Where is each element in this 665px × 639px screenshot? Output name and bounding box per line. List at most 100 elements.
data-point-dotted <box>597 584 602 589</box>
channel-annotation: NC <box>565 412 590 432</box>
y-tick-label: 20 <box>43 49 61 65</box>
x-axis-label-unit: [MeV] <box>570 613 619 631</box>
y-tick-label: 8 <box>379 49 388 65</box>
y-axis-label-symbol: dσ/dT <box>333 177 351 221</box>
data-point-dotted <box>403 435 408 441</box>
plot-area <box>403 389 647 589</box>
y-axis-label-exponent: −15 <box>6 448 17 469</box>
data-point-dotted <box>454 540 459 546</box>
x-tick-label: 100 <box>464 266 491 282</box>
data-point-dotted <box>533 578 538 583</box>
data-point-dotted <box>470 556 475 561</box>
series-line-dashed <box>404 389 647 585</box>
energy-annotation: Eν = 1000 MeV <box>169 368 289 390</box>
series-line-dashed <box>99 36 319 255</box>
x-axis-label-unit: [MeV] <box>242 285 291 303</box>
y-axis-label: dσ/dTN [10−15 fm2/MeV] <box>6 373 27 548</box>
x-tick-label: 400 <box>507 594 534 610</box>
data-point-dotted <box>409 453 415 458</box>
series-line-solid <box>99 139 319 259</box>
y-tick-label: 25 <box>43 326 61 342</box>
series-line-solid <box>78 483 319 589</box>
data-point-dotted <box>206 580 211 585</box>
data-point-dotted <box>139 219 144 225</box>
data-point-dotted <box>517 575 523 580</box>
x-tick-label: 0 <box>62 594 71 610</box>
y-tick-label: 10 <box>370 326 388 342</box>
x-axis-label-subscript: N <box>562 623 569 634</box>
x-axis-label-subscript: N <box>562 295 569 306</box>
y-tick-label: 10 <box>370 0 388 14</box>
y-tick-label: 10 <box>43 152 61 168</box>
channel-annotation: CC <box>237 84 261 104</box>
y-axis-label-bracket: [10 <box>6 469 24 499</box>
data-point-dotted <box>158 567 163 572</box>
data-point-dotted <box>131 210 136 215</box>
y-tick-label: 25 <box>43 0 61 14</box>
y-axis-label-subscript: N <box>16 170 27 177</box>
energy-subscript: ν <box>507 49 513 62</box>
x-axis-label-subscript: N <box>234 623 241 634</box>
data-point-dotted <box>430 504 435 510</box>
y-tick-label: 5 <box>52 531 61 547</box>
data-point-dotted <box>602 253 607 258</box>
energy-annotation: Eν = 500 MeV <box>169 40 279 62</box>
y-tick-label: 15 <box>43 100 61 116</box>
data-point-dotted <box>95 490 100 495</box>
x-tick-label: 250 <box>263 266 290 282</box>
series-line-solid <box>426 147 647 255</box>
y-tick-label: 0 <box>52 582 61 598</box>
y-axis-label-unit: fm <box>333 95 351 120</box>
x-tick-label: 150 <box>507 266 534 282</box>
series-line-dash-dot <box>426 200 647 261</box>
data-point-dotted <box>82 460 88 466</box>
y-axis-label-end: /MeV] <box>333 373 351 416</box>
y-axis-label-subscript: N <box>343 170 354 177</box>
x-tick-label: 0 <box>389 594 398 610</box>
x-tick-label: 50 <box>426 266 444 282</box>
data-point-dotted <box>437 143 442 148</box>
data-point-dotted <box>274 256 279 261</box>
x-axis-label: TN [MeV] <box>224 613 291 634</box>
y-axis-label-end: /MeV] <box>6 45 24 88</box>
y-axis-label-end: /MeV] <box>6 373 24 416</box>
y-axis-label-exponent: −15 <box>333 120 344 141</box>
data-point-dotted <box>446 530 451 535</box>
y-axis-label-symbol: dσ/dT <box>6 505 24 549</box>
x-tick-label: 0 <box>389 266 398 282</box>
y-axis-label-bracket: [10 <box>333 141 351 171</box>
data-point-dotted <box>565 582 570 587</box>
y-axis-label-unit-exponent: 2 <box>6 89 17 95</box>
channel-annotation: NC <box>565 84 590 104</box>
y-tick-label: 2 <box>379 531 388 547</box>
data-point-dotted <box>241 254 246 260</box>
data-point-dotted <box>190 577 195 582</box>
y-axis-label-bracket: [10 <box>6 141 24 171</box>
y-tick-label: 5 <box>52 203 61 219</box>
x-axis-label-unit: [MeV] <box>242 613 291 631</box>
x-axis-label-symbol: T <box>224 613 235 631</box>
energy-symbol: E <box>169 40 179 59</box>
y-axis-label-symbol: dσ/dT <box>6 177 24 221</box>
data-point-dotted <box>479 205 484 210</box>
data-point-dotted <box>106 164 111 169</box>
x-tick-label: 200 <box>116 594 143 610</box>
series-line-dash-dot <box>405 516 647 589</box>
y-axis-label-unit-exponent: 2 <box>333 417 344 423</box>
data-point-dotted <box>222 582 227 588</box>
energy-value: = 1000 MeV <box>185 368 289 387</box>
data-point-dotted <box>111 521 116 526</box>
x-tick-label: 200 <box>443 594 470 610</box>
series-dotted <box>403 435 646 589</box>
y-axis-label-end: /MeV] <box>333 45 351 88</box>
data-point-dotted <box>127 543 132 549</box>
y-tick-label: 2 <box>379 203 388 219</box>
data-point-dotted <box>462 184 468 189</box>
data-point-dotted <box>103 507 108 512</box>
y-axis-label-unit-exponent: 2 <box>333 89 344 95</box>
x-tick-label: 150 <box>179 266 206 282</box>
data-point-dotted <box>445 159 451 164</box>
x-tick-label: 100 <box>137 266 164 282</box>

§ Task goal: Show each line of the records above that contains the word "solid", copying every such line in full.

§ Complete output:
series-line-solid <box>99 139 319 259</box>
series-line-solid <box>78 483 319 589</box>
series-line-solid <box>426 147 647 255</box>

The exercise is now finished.